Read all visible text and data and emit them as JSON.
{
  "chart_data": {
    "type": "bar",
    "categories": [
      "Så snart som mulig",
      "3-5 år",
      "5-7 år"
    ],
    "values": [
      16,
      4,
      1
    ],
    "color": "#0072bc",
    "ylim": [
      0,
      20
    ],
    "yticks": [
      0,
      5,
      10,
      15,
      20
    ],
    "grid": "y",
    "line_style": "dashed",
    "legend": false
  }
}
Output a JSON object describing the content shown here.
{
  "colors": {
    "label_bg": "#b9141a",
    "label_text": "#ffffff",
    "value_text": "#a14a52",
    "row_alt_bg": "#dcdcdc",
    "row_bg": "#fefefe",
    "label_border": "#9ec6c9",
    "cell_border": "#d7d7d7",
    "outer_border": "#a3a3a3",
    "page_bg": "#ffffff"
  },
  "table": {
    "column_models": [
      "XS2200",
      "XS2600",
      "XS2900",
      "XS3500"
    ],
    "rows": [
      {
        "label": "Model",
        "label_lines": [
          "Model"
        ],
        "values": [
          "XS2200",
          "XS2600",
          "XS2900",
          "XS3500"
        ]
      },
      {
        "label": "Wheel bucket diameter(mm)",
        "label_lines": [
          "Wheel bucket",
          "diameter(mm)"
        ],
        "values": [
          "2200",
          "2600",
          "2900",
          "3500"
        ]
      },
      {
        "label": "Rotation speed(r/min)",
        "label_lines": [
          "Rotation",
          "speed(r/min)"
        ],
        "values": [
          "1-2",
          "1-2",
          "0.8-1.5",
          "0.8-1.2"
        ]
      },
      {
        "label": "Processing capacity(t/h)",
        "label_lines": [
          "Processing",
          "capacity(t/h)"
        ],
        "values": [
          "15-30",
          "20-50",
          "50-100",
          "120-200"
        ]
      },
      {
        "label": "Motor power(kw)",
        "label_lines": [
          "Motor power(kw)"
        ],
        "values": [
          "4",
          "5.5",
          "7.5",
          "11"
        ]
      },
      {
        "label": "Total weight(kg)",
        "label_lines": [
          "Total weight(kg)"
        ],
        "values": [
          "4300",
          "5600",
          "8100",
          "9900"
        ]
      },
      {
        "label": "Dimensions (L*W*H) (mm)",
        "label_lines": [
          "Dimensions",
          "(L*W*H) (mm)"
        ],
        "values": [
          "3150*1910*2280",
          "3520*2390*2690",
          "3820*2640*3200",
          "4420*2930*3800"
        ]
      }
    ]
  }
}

####

WHAT YOU SHOULD DO: Each line above that holds the string "capacity" should be copied and shown.

RESULT FOR THIS TASK:
        "label": "Processing capacity(t/h)",
          "capacity(t/h)"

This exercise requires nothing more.